#### [What is needed]
Word for word, retype every entry in the listing.

#### [Dataset entries]
------------------------------------------------------------------------

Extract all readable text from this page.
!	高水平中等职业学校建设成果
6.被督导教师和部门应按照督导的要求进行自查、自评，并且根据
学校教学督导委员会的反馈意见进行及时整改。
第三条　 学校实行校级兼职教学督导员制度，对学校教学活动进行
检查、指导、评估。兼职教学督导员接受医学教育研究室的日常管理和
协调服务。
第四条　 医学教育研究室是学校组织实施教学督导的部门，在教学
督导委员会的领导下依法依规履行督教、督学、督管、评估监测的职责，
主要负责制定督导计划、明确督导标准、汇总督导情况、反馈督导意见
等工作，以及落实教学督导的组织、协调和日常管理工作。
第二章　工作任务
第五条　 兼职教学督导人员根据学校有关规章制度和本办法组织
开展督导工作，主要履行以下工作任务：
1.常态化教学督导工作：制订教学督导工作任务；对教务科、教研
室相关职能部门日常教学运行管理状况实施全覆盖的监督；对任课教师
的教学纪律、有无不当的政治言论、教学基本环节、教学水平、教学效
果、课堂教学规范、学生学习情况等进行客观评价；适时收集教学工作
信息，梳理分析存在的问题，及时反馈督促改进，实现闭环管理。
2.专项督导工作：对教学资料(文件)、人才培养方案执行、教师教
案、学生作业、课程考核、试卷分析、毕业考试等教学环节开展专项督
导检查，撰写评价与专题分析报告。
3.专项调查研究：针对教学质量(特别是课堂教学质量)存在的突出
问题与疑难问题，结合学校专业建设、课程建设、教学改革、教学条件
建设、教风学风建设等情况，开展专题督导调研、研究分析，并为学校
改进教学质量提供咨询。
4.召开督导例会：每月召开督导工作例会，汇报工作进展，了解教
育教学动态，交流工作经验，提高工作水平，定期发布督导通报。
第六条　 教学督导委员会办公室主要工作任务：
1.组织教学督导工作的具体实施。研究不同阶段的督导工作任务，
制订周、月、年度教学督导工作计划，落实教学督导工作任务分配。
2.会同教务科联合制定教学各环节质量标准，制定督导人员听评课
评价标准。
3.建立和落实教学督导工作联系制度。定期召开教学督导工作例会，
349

------------------------------------------------------------------------

#### [Final result]
Extract all readable text from this page.
!	高水平中等职业学校建设成果
6.被督导教师和部门应按照督导的要求进行自查、自评，并且根据
学校教学督导委员会的反馈意见进行及时整改。
第三条　 学校实行校级兼职教学督导员制度，对学校教学活动进行
检查、指导、评估。兼职教学督导员接受医学教育研究室的日常管理和
协调服务。
第四条　 医学教育研究室是学校组织实施教学督导的部门，在教学
督导委员会的领导下依法依规履行督教、督学、督管、评估监测的职责，
主要负责制定督导计划、明确督导标准、汇总督导情况、反馈督导意见
等工作，以及落实教学督导的组织、协调和日常管理工作。
第二章　工作任务
第五条　 兼职教学督导人员根据学校有关规章制度和本办法组织
开展督导工作，主要履行以下工作任务：
1.常态化教学督导工作：制订教学督导工作任务；对教务科、教研
室相关职能部门日常教学运行管理状况实施全覆盖的监督；对任课教师
的教学纪律、有无不当的政治言论、教学基本环节、教学水平、教学效
果、课堂教学规范、学生学习情况等进行客观评价；适时收集教学工作
信息，梳理分析存在的问题，及时反馈督促改进，实现闭环管理。
2.专项督导工作：对教学资料(文件)、人才培养方案执行、教师教
案、学生作业、课程考核、试卷分析、毕业考试等教学环节开展专项督
导检查，撰写评价与专题分析报告。
3.专项调查研究：针对教学质量(特别是课堂教学质量)存在的突出
问题与疑难问题，结合学校专业建设、课程建设、教学改革、教学条件
建设、教风学风建设等情况，开展专题督导调研、研究分析，并为学校
改进教学质量提供咨询。
4.召开督导例会：每月召开督导工作例会，汇报工作进展，了解教
育教学动态，交流工作经验，提高工作水平，定期发布督导通报。
第六条　 教学督导委员会办公室主要工作任务：
1.组织教学督导工作的具体实施。研究不同阶段的督导工作任务，
制订周、月、年度教学督导工作计划，落实教学督导工作任务分配。
2.会同教务科联合制定教学各环节质量标准，制定督导人员听评课
评价标准。
3.建立和落实教学督导工作联系制度。定期召开教学督导工作例会，
349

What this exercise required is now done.